***** Information supplied *****
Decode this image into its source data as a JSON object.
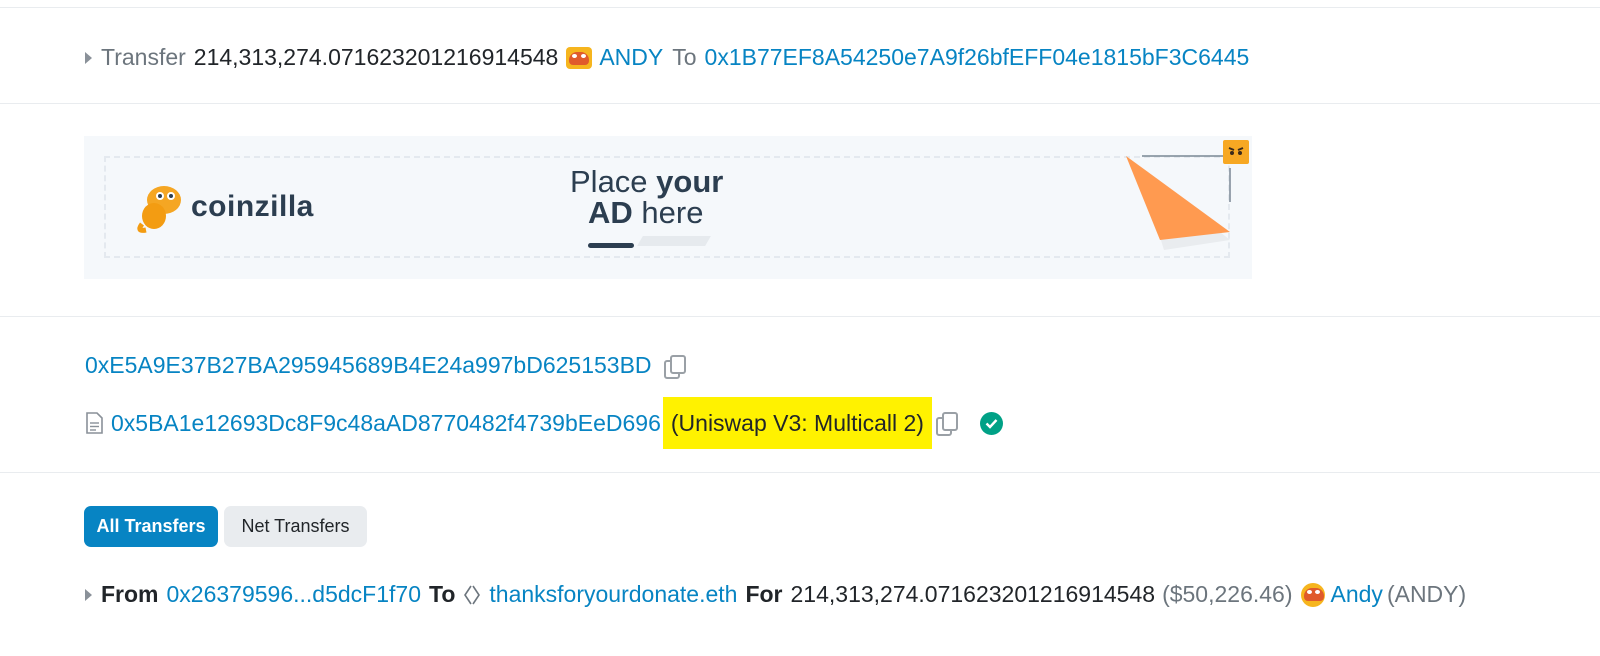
{
  "transfer_row": {
    "action": "Transfer",
    "amount": "214,313,274.071623201216914548",
    "token_symbol": "ANDY",
    "to_label": "To",
    "to_address": "0x1B77EF8A54250e7A9f26bfEFF04e1815bF3C6445"
  },
  "ad": {
    "brand": "coinzilla",
    "headline_line1_regular": "Place ",
    "headline_line1_bold": "your",
    "headline_line2_bold": "AD",
    "headline_line2_regular": " here"
  },
  "addresses": {
    "address1": "0xE5A9E37B27BA295945689B4E24a997bD625153BD",
    "contract_address": "0x5BA1e12693Dc8F9c48aAD8770482f4739bEeD696",
    "contract_name": "(Uniswap V3: Multicall 2)"
  },
  "tabs": {
    "all": "All Transfers",
    "net": "Net Transfers"
  },
  "from_row": {
    "from_label": "From",
    "from_address": "0x26379596...d5dcF1f70",
    "to_label": "To",
    "to_name": "thanksforyourdonate.eth",
    "for_label": "For",
    "amount": "214,313,274.071623201216914548",
    "usd_value": "($50,226.46)",
    "token_name": "Andy",
    "token_symbol": "(ANDY)"
  },
  "colors": {
    "link": "#0784c3",
    "highlight": "#fff200",
    "primary_button": "#0784c3",
    "success": "#00a186"
  },
  "icons": [
    "caret-right-icon",
    "andy-token-icon",
    "copy-icon",
    "contract-file-icon",
    "verified-check-icon",
    "ens-icon"
  ]
}
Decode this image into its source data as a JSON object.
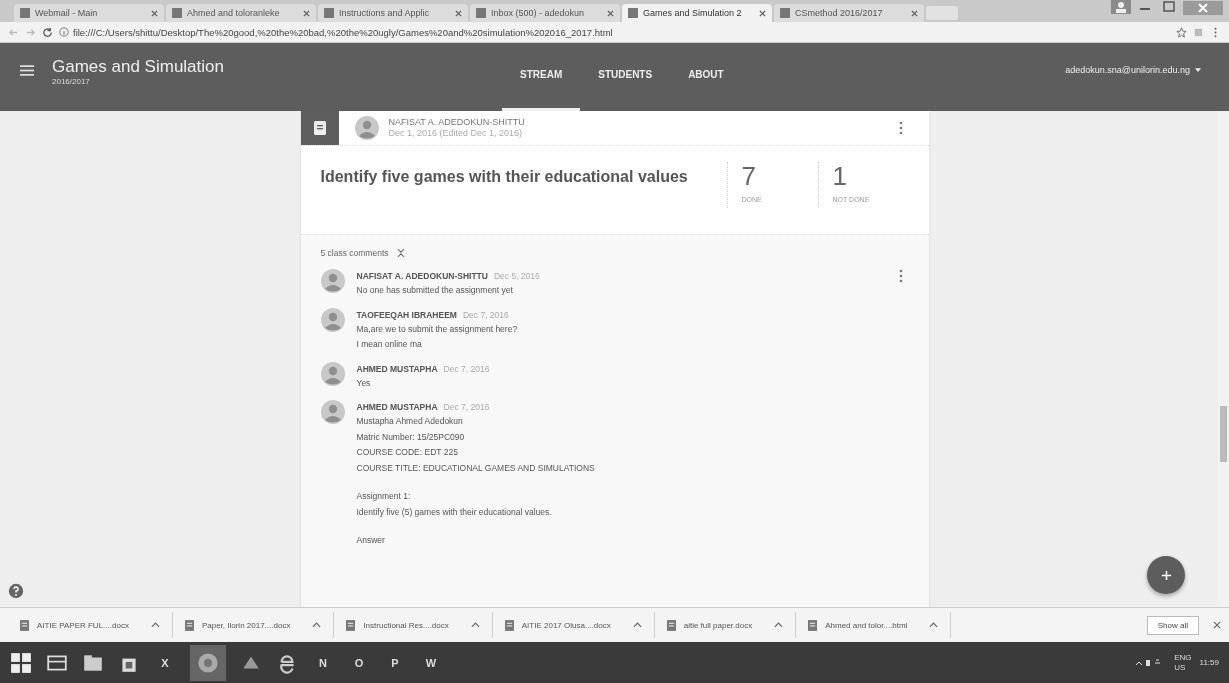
{
  "browser": {
    "tabs": [
      {
        "title": "Webmail - Main",
        "selected": false
      },
      {
        "title": "Ahmed and toloranleke",
        "selected": false
      },
      {
        "title": "Instructions and Applic",
        "selected": false
      },
      {
        "title": "Inbox (500) - adedokun",
        "selected": false
      },
      {
        "title": "Games and Simulation 2",
        "selected": true
      },
      {
        "title": "CSmethod 2016/2017",
        "selected": false
      }
    ],
    "url": "file:///C:/Users/shittu/Desktop/The%20good,%20the%20bad,%20the%20ugly/Games%20and%20simulation%202016_2017.html"
  },
  "app_bar": {
    "title": "Games and Simulation",
    "subtitle": "2016/2017",
    "nav": [
      {
        "label": "STREAM",
        "selected": true
      },
      {
        "label": "STUDENTS",
        "selected": false
      },
      {
        "label": "ABOUT",
        "selected": false
      }
    ],
    "account": "adedokun.sna@unilorin.edu.ng"
  },
  "post": {
    "author": "NAFISAT A. ADEDOKUN-SHITTU",
    "date": "Dec 1, 2016 (Edited Dec 1, 2016)",
    "title": "Identify five games with their educational values",
    "stats": [
      {
        "count": "7",
        "label": "DONE"
      },
      {
        "count": "1",
        "label": "NOT DONE"
      }
    ],
    "comments_count": "5 class comments",
    "comments": [
      {
        "author": "NAFISAT A. ADEDOKUN-SHITTU",
        "date": "Dec 5, 2016",
        "paragraphs": [
          [
            "No one has submitted the assignment yet"
          ]
        ]
      },
      {
        "author": "TAOFEEQAH IBRAHEEM",
        "date": "Dec 7, 2016",
        "paragraphs": [
          [
            "Ma,are we to submit the assignment here?",
            "I mean online ma"
          ]
        ]
      },
      {
        "author": "AHMED MUSTAPHA",
        "date": "Dec 7, 2016",
        "paragraphs": [
          [
            "Yes"
          ]
        ]
      },
      {
        "author": "AHMED MUSTAPHA",
        "date": "Dec 7, 2016",
        "paragraphs": [
          [
            "Mustapha Ahmed Adedokun",
            "Matric Number: 15/25PC090",
            "COURSE CODE: EDT 225",
            "COURSE TITLE: EDUCATIONAL GAMES AND SIMULATIONS"
          ],
          [
            "Assignment 1:",
            "Identify five (5) games with their educational values."
          ],
          [
            "Answer"
          ]
        ]
      }
    ]
  },
  "downloads": {
    "items": [
      "AITIE PAPER FUL....docx",
      "Paper, Ilorin 2017....docx",
      "Instructional Res....docx",
      "AITIE 2017 Olusa....docx",
      "aitie full paper.docx",
      "Ahmed and tolor....html"
    ],
    "show_all": "Show all"
  },
  "taskbar": {
    "apps": [
      "X",
      "N",
      "O",
      "P",
      "W"
    ],
    "language": "ENG",
    "region": "US",
    "time": "11:59"
  }
}
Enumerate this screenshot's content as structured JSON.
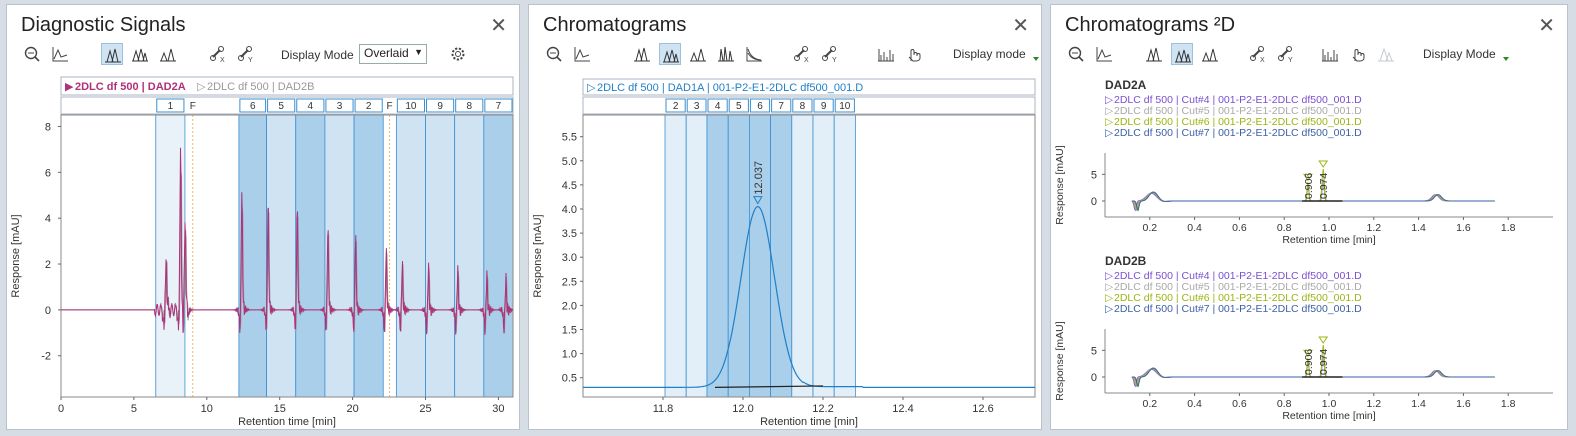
{
  "panel1": {
    "title": "Diagnostic Signals",
    "display_mode_label": "Display Mode",
    "display_mode_value": "Overlaid",
    "legend": [
      {
        "label": "2DLC df 500 | DAD2A",
        "color": "#b0307a",
        "bold": true
      },
      {
        "label": "2DLC df 500 | DAD2B",
        "color": "#999999",
        "bold": false
      }
    ],
    "fractions": [
      "1",
      "F",
      "6",
      "5",
      "4",
      "3",
      "2",
      "F",
      "10",
      "9",
      "8",
      "7"
    ]
  },
  "panel2": {
    "title": "Chromatograms",
    "display_mode_label": "Display mode",
    "legend": "2DLC df 500 | DAD1A | 001-P2-E1-2DLC df500_001.D",
    "fractions": [
      "2",
      "3",
      "4",
      "5",
      "6",
      "7",
      "8",
      "9",
      "10"
    ],
    "peak_label": "12.037"
  },
  "panel3": {
    "title": "Chromatograms ²D",
    "display_mode_label": "Display Mode",
    "plots": [
      {
        "name": "DAD2A",
        "legend": [
          "2DLC df 500 | Cut#4 | 001-P2-E1-2DLC df500_001.D",
          "2DLC df 500 | Cut#5 | 001-P2-E1-2DLC df500_001.D",
          "2DLC df 500 | Cut#6 | 001-P2-E1-2DLC df500_001.D",
          "2DLC df 500 | Cut#7 | 001-P2-E1-2DLC df500_001.D"
        ],
        "peak_labels": [
          "0.906",
          "0.974"
        ]
      },
      {
        "name": "DAD2B",
        "legend": [
          "2DLC df 500 | Cut#4 | 001-P2-E1-2DLC df500_001.D",
          "2DLC df 500 | Cut#5 | 001-P2-E1-2DLC df500_001.D",
          "2DLC df 500 | Cut#6 | 001-P2-E1-2DLC df500_001.D",
          "2DLC df 500 | Cut#7 | 001-P2-E1-2DLC df500_001.D"
        ],
        "peak_labels": [
          "0.906",
          "0.974"
        ]
      }
    ],
    "legend_colors": [
      "#7a4fd0",
      "#a9a9a9",
      "#9bb514",
      "#3d5fa8"
    ]
  },
  "chart_data": [
    {
      "type": "line",
      "title": "Diagnostic Signals",
      "xlabel": "Retention time [min]",
      "ylabel": "Response [mAU]",
      "xlim": [
        0,
        31
      ],
      "ylim": [
        -3.8,
        8.5
      ],
      "xticks": [
        0,
        5,
        10,
        15,
        20,
        25,
        30
      ],
      "yticks": [
        -2,
        0,
        2,
        4,
        6,
        8
      ],
      "series": [
        {
          "name": "2DLC df 500 | DAD2A",
          "color": "#b0307a"
        },
        {
          "name": "2DLC df 500 | DAD2B",
          "color": "#999999"
        }
      ],
      "fraction_windows": [
        {
          "label": "1",
          "x": [
            6.5,
            8.5
          ]
        },
        {
          "label": "6",
          "x": [
            12.2,
            14.1
          ]
        },
        {
          "label": "5",
          "x": [
            14.1,
            16.1
          ]
        },
        {
          "label": "4",
          "x": [
            16.1,
            18.1
          ]
        },
        {
          "label": "3",
          "x": [
            18.1,
            20.1
          ]
        },
        {
          "label": "2",
          "x": [
            20.1,
            22.1
          ]
        },
        {
          "label": "10",
          "x": [
            23.0,
            25.0
          ]
        },
        {
          "label": "9",
          "x": [
            25.0,
            27.0
          ]
        },
        {
          "label": "8",
          "x": [
            27.0,
            29.0
          ]
        },
        {
          "label": "7",
          "x": [
            29.0,
            31.0
          ]
        }
      ]
    },
    {
      "type": "line",
      "title": "Chromatograms",
      "xlabel": "Retention time [min]",
      "ylabel": "Response [mAU]",
      "xlim": [
        11.6,
        12.73
      ],
      "ylim": [
        0.1,
        5.95
      ],
      "xticks": [
        11.8,
        12.0,
        12.2,
        12.4,
        12.6
      ],
      "yticks": [
        0.5,
        1.0,
        1.5,
        2.0,
        2.5,
        3.0,
        3.5,
        4.0,
        4.5,
        5.0,
        5.5
      ],
      "series": [
        {
          "name": "2DLC df 500 | DAD1A | 001-P2-E1-2DLC df500_001.D",
          "peak_x": 12.037,
          "peak_y": 4.05,
          "baseline": 0.3,
          "color": "#1f80c8"
        }
      ],
      "fraction_windows": [
        {
          "label": "2",
          "x": [
            11.805,
            11.858
          ]
        },
        {
          "label": "3",
          "x": [
            11.858,
            11.91
          ]
        },
        {
          "label": "4",
          "x": [
            11.91,
            11.963
          ]
        },
        {
          "label": "5",
          "x": [
            11.963,
            12.016
          ]
        },
        {
          "label": "6",
          "x": [
            12.016,
            12.069
          ]
        },
        {
          "label": "7",
          "x": [
            12.069,
            12.122
          ]
        },
        {
          "label": "8",
          "x": [
            12.122,
            12.175
          ]
        },
        {
          "label": "9",
          "x": [
            12.175,
            12.228
          ]
        },
        {
          "label": "10",
          "x": [
            12.228,
            12.281
          ]
        }
      ]
    },
    {
      "type": "line",
      "title": "DAD2A",
      "xlabel": "Retention time [min]",
      "ylabel": "Response [mAU]",
      "xlim": [
        0,
        2.0
      ],
      "ylim": [
        -3,
        9
      ],
      "xticks": [
        0.2,
        0.4,
        0.6,
        0.8,
        1.0,
        1.2,
        1.4,
        1.6,
        1.8
      ],
      "yticks": [
        0,
        5
      ]
    },
    {
      "type": "line",
      "title": "DAD2B",
      "xlabel": "Retention time [min]",
      "ylabel": "Response [mAU]",
      "xlim": [
        0,
        2.0
      ],
      "ylim": [
        -3,
        9
      ],
      "xticks": [
        0.2,
        0.4,
        0.6,
        0.8,
        1.0,
        1.2,
        1.4,
        1.6,
        1.8
      ],
      "yticks": [
        0,
        5
      ]
    }
  ]
}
*****
> _Work required_:
Where a line of the data holds "with", show that line.

> _Exercise answer_:
    "title": "Identify five games with their educational values",
            "Identify five (5) games with their educational values."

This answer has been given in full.